* begin Listed records *

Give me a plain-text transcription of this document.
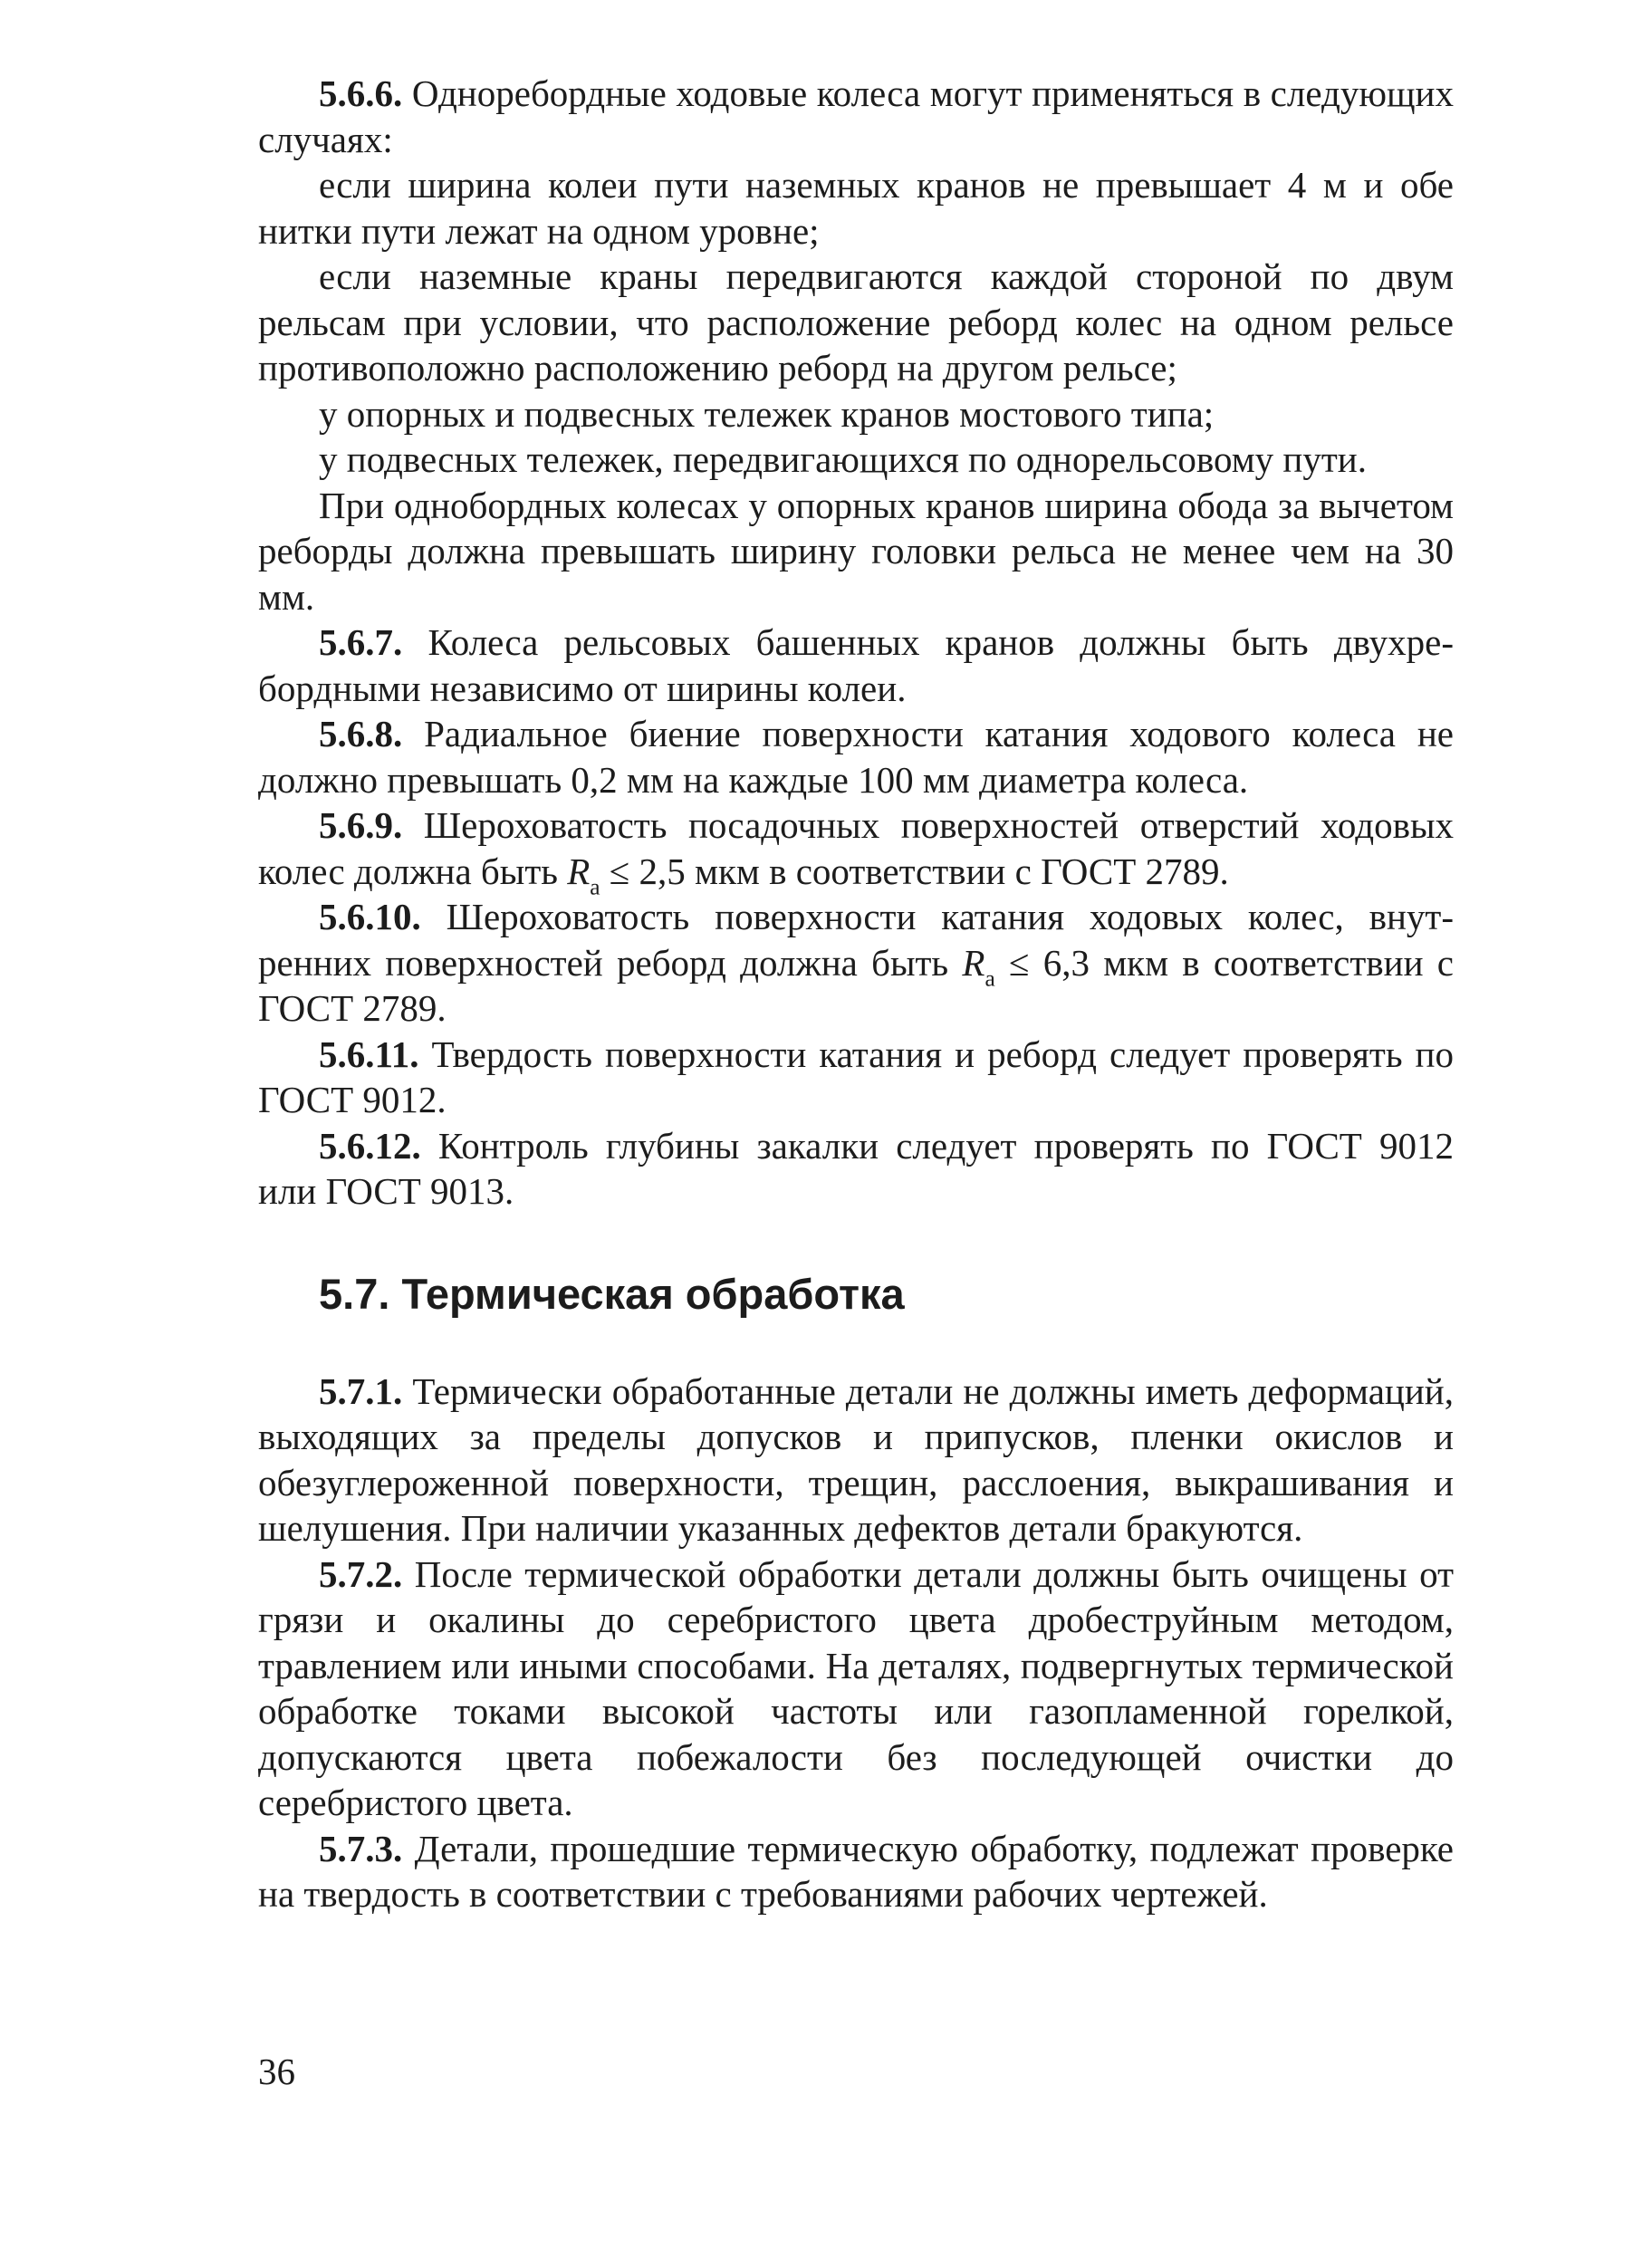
5.6.6. Одноребордные ходовые колеса могут применяться в следующих случаях:

если ширина колеи пути наземных кранов не превышает 4 м и обе нитки пути лежат на одном уровне;

если наземные краны передвигаются каждой стороной по двум рельсам при условии, что расположение реборд колес на одном рельсе противоположно расположению реборд на другом рельсе;

у опорных и подвесных тележек кранов мостового типа;

у подвесных тележек, передвигающихся по однорельсовому пути.

При однобордных колесах у опорных кранов ширина обода за вычетом реборды должна превышать ширину головки рельса не менее чем на 30 мм.

5.6.7. Колеса рельсовых башенных кранов должны быть двухребордными независимо от ширины колеи.

5.6.8. Радиальное биение поверхности катания ходового колеса не должно превышать 0,2 мм на каждые 100 мм диаметра колеса.

5.6.9. Шероховатость посадочных поверхностей отверстий ходовых колес должна быть $R_a \le 2,5$ мкм в соответствии с ГОСТ 2789.

5.6.10. Шероховатость поверхности катания ходовых колес, внутренних поверхностей реборд должна быть $R_a \le 6,3$ мкм в соответствии с ГОСТ 2789.

5.6.11. Твердость поверхности катания и реборд следует проверять по ГОСТ 9012.

5.6.12. Контроль глубины закалки следует проверять по ГОСТ 9012 или ГОСТ 9013.

5.7. Термическая обработка

5.7.1. Термически обработанные детали не должны иметь деформаций, выходящих за пределы допусков и припусков, пленки окислов и обезуглероженной поверхности, трещин, расслоения, выкрашивания и шелушения. При наличии указанных дефектов детали бракуются.

5.7.2. После термической обработки детали должны быть очищены от грязи и окалины до серебристого цвета дробеструйным методом, травлением или иными способами. На деталях, подвергнутых термической обработке токами высокой частоты или газопламенной горелкой, допускаются цвета побежалости без последующей очистки до серебристого цвета.

5.7.3. Детали, прошедшие термическую обработку, подлежат проверке на твердость в соответствии с требованиями рабочих чертежей.

36
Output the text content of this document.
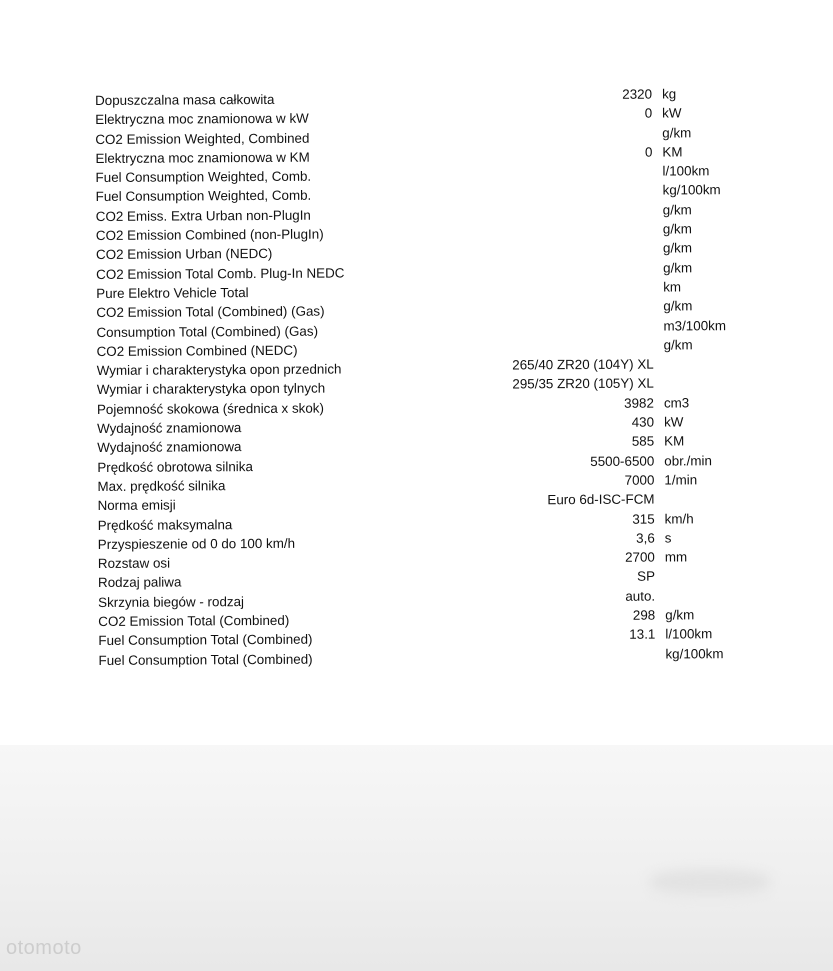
Dopuszczalna masa całkowita	2320 kg
Elektryczna moc znamionowa w kW	0 kW
CO2 Emission Weighted, Combined	g/km
Elektryczna moc znamionowa w KM	0 KM
Fuel Consumption Weighted, Comb.	l/100km
Fuel Consumption Weighted, Comb.	kg/100km
CO2 Emiss. Extra Urban non-PlugIn	g/km
CO2 Emission Combined (non-PlugIn)	g/km
CO2 Emission Urban (NEDC)	g/km
CO2 Emission Total Comb. Plug-In NEDC	g/km
Pure Elektro Vehicle Total	km
CO2 Emission Total (Combined) (Gas)	g/km
Consumption Total (Combined) (Gas)	m3/100km
CO2 Emission Combined (NEDC)	g/km
Wymiar i charakterystyka opon przednich	265/40 ZR20 (104Y) XL
Wymiar i charakterystyka opon tylnych	295/35 ZR20 (105Y) XL
Pojemność skokowa (średnica x skok)	3982 cm3
Wydajność znamionowa	430 kW
Wydajność znamionowa	585 KM
Prędkość obrotowa silnika	5500-6500 obr./min
Max. prędkość silnika	7000 1/min
Norma emisji	Euro 6d-ISC-FCM
Prędkość maksymalna	315 km/h
Przyspieszenie od 0 do 100 km/h	3,6 s
Rozstaw osi	2700 mm
Rodzaj paliwa	SP
Skrzynia biegów - rodzaj	auto.
CO2 Emission Total (Combined)	298 g/km
Fuel Consumption Total (Combined)	13.1 l/100km
Fuel Consumption Total (Combined)	kg/100km
otomoto
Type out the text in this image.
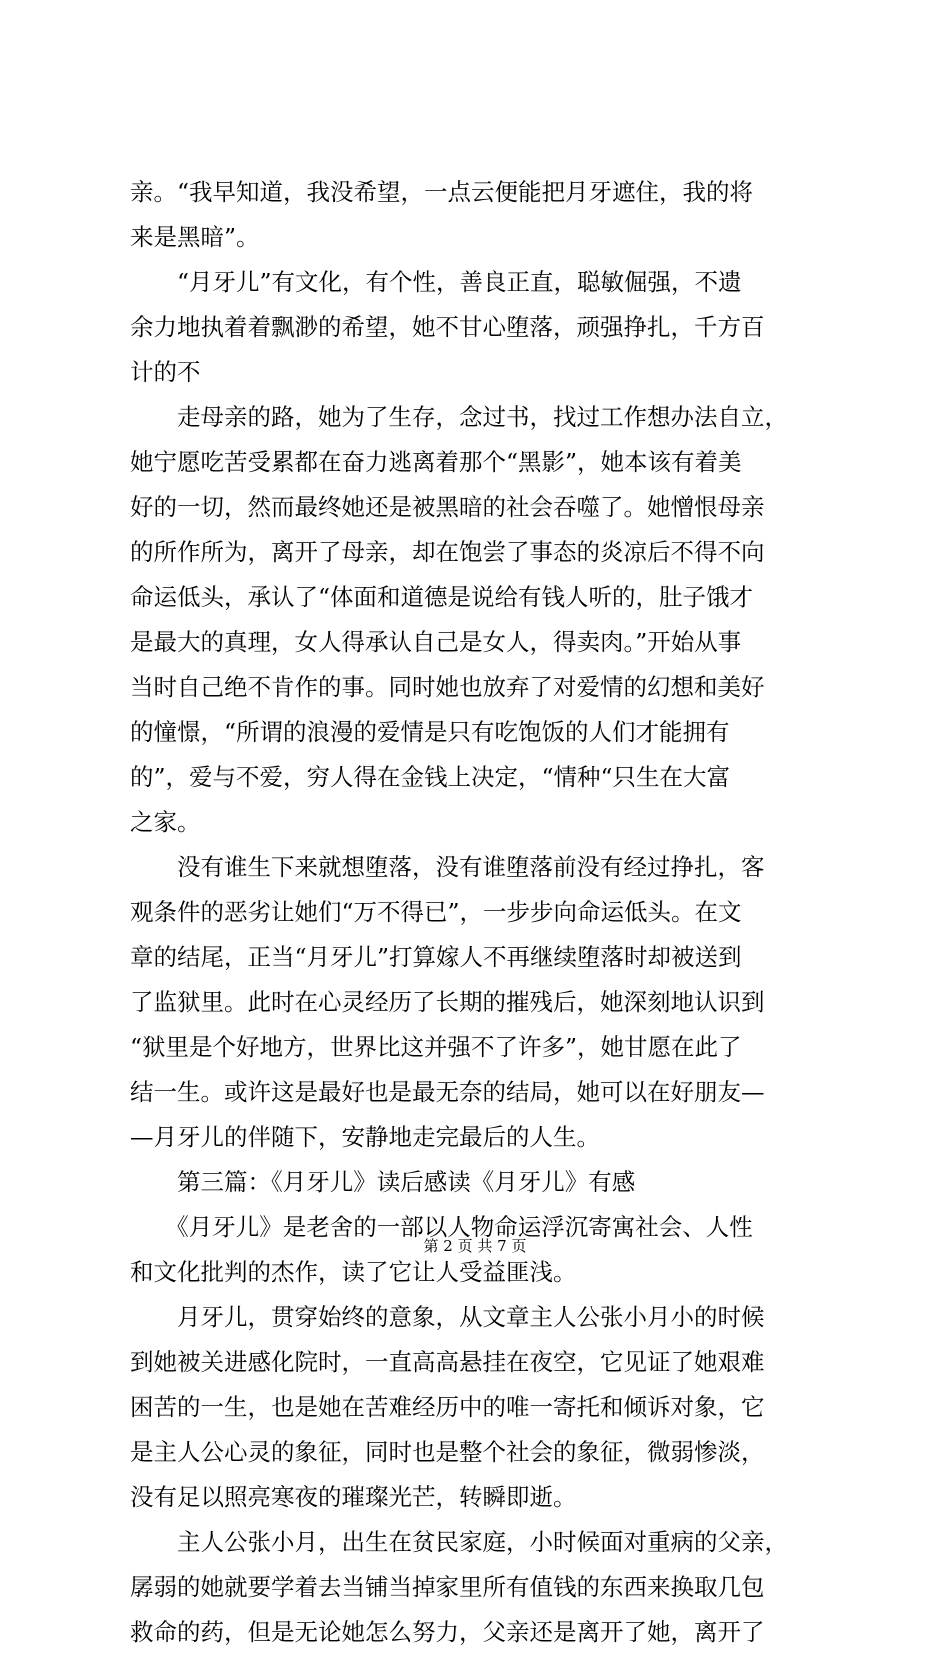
亲。“我早知道，我没希望，一点云便能把月牙遮住，我的将
来是黑暗”。
　　“月牙儿”有文化，有个性，善良正直，聪敏倔强，不遗
余力地执着着飘渺的希望，她不甘心堕落，顽强挣扎，千方百
计的不
　　走母亲的路，她为了生存，念过书，找过工作想办法自立，
她宁愿吃苦受累都在奋力逃离着那个“黑影”，她本该有着美
好的一切，然而最终她还是被黑暗的社会吞噬了。她憎恨母亲
的所作所为，离开了母亲，却在饱尝了事态的炎凉后不得不向
命运低头，承认了“体面和道德是说给有钱人听的，肚子饿才
是最大的真理，女人得承认自己是女人，得卖肉。”开始从事
当时自己绝不肯作的事。同时她也放弃了对爱情的幻想和美好
的憧憬，“所谓的浪漫的爱情是只有吃饱饭的人们才能拥有
的”，爱与不爱，穷人得在金钱上决定，“情种“只生在大富
之家。
　　没有谁生下来就想堕落，没有谁堕落前没有经过挣扎，客
观条件的恶劣让她们“万不得已”，一步步向命运低头。在文
章的结尾，正当“月牙儿”打算嫁人不再继续堕落时却被送到
了监狱里。此时在心灵经历了长期的摧残后，她深刻地认识到
“狱里是个好地方，世界比这并强不了许多”，她甘愿在此了
结一生。或许这是最好也是最无奈的结局，她可以在好朋友—
—月牙儿的伴随下，安静地走完最后的人生。
　　第三篇：《月牙儿》读后感读《月牙儿》有感
　　《月牙儿》是老舍的一部以人物命运浮沉寄寓社会、人性
和文化批判的杰作，读了它让人受益匪浅。
　　月牙儿，贯穿始终的意象，从文章主人公张小月小的时候
到她被关进感化院时，一直高高悬挂在夜空，它见证了她艰难
困苦的一生，也是她在苦难经历中的唯一寄托和倾诉对象，它
是主人公心灵的象征，同时也是整个社会的象征，微弱惨淡，
没有足以照亮寒夜的璀璨光芒，转瞬即逝。
　　主人公张小月，出生在贫民家庭，小时候面对重病的父亲，
孱弱的她就要学着去当铺当掉家里所有值钱的东西来换取几包
救命的药，但是无论她怎么努力，父亲还是离开了她，离开了
第 2 页 共 7 页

* end Listed records *

| Given request |
Copy out the entries verbatim and leave the images out.

| Written solution |
Give me a plain-text transcription of this document.
5.6.6. Одноребордные ходовые колеса могут применяться в следующих случаях:

если ширина колеи пути наземных кранов не превышает 4 м и обе нитки пути лежат на одном уровне;

если наземные краны передвигаются каждой стороной по двум рельсам при условии, что расположение реборд колес на одном рельсе противоположно расположению реборд на другом рельсе;

у опорных и подвесных тележек кранов мостового типа;

у подвесных тележек, передвигающихся по однорельсовому пути.

При однобордных колесах у опорных кранов ширина обода за вычетом реборды должна превышать ширину головки рельса не менее чем на 30 мм.

5.6.7. Колеса рельсовых башенных кранов должны быть двухребордными независимо от ширины колеи.

5.6.8. Радиальное биение поверхности катания ходового колеса не должно превышать 0,2 мм на каждые 100 мм диаметра колеса.

5.6.9. Шероховатость посадочных поверхностей отверстий ходовых колес должна быть $R_a \le 2,5$ мкм в соответствии с ГОСТ 2789.

5.6.10. Шероховатость поверхности катания ходовых колес, внутренних поверхностей реборд должна быть $R_a \le 6,3$ мкм в соответствии с ГОСТ 2789.

5.6.11. Твердость поверхности катания и реборд следует проверять по ГОСТ 9012.

5.6.12. Контроль глубины закалки следует проверять по ГОСТ 9012 или ГОСТ 9013.

5.7. Термическая обработка

5.7.1. Термически обработанные детали не должны иметь деформаций, выходящих за пределы допусков и припусков, пленки окислов и обезуглероженной поверхности, трещин, расслоения, выкрашивания и шелушения. При наличии указанных дефектов детали бракуются.

5.7.2. После термической обработки детали должны быть очищены от грязи и окалины до серебристого цвета дробеструйным методом, травлением или иными способами. На деталях, подвергнутых термической обработке токами высокой частоты или газопламенной горелкой, допускаются цвета побежалости без последующей очистки до серебристого цвета.

5.7.3. Детали, прошедшие термическую обработку, подлежат проверке на твердость в соответствии с требованиями рабочих чертежей.

36
Output the text content of this document.
Dopuszczalna masa całkowita	2320 kg
Elektryczna moc znamionowa w kW	0 kW
CO2 Emission Weighted, Combined	g/km
Elektryczna moc znamionowa w KM	0 KM
Fuel Consumption Weighted, Comb.	l/100km
Fuel Consumption Weighted, Comb.	kg/100km
CO2 Emiss. Extra Urban non-PlugIn	g/km
CO2 Emission Combined (non-PlugIn)	g/km
CO2 Emission Urban (NEDC)	g/km
CO2 Emission Total Comb. Plug-In NEDC	g/km
Pure Elektro Vehicle Total	km
CO2 Emission Total (Combined) (Gas)	g/km
Consumption Total (Combined) (Gas)	m3/100km
CO2 Emission Combined (NEDC)	g/km
Wymiar i charakterystyka opon przednich	265/40 ZR20 (104Y) XL
Wymiar i charakterystyka opon tylnych	295/35 ZR20 (105Y) XL
Pojemność skokowa (średnica x skok)	3982 cm3
Wydajność znamionowa	430 kW
Wydajność znamionowa	585 KM
Prędkość obrotowa silnika	5500-6500 obr./min
Max. prędkość silnika	7000 1/min
Norma emisji	Euro 6d-ISC-FCM
Prędkość maksymalna	315 km/h
Przyspieszenie od 0 do 100 km/h	3,6 s
Rozstaw osi	2700 mm
Rodzaj paliwa	SP
Skrzynia biegów - rodzaj	auto.
CO2 Emission Total (Combined)	298 g/km
Fuel Consumption Total (Combined)	13.1 l/100km
Fuel Consumption Total (Combined)	kg/100km
otomoto
Type out the text in this image.
亲。“我早知道，我没希望，一点云便能把月牙遮住，我的将
来是黑暗”。
　　“月牙儿”有文化，有个性，善良正直，聪敏倔强，不遗
余力地执着着飘渺的希望，她不甘心堕落，顽强挣扎，千方百
计的不
　　走母亲的路，她为了生存，念过书，找过工作想办法自立，
她宁愿吃苦受累都在奋力逃离着那个“黑影”，她本该有着美
好的一切，然而最终她还是被黑暗的社会吞噬了。她憎恨母亲
的所作所为，离开了母亲，却在饱尝了事态的炎凉后不得不向
命运低头，承认了“体面和道德是说给有钱人听的，肚子饿才
是最大的真理，女人得承认自己是女人，得卖肉。”开始从事
当时自己绝不肯作的事。同时她也放弃了对爱情的幻想和美好
的憧憬，“所谓的浪漫的爱情是只有吃饱饭的人们才能拥有
的”，爱与不爱，穷人得在金钱上决定，“情种“只生在大富
之家。
　　没有谁生下来就想堕落，没有谁堕落前没有经过挣扎，客
观条件的恶劣让她们“万不得已”，一步步向命运低头。在文
章的结尾，正当“月牙儿”打算嫁人不再继续堕落时却被送到
了监狱里。此时在心灵经历了长期的摧残后，她深刻地认识到
“狱里是个好地方，世界比这并强不了许多”，她甘愿在此了
结一生。或许这是最好也是最无奈的结局，她可以在好朋友—
—月牙儿的伴随下，安静地走完最后的人生。
　　第三篇：《月牙儿》读后感读《月牙儿》有感
　　《月牙儿》是老舍的一部以人物命运浮沉寄寓社会、人性
和文化批判的杰作，读了它让人受益匪浅。
　　月牙儿，贯穿始终的意象，从文章主人公张小月小的时候
到她被关进感化院时，一直高高悬挂在夜空，它见证了她艰难
困苦的一生，也是她在苦难经历中的唯一寄托和倾诉对象，它
是主人公心灵的象征，同时也是整个社会的象征，微弱惨淡，
没有足以照亮寒夜的璀璨光芒，转瞬即逝。
　　主人公张小月，出生在贫民家庭，小时候面对重病的父亲，
孱弱的她就要学着去当铺当掉家里所有值钱的东西来换取几包
救命的药，但是无论她怎么努力，父亲还是离开了她，离开了
第 2 页 共 7 页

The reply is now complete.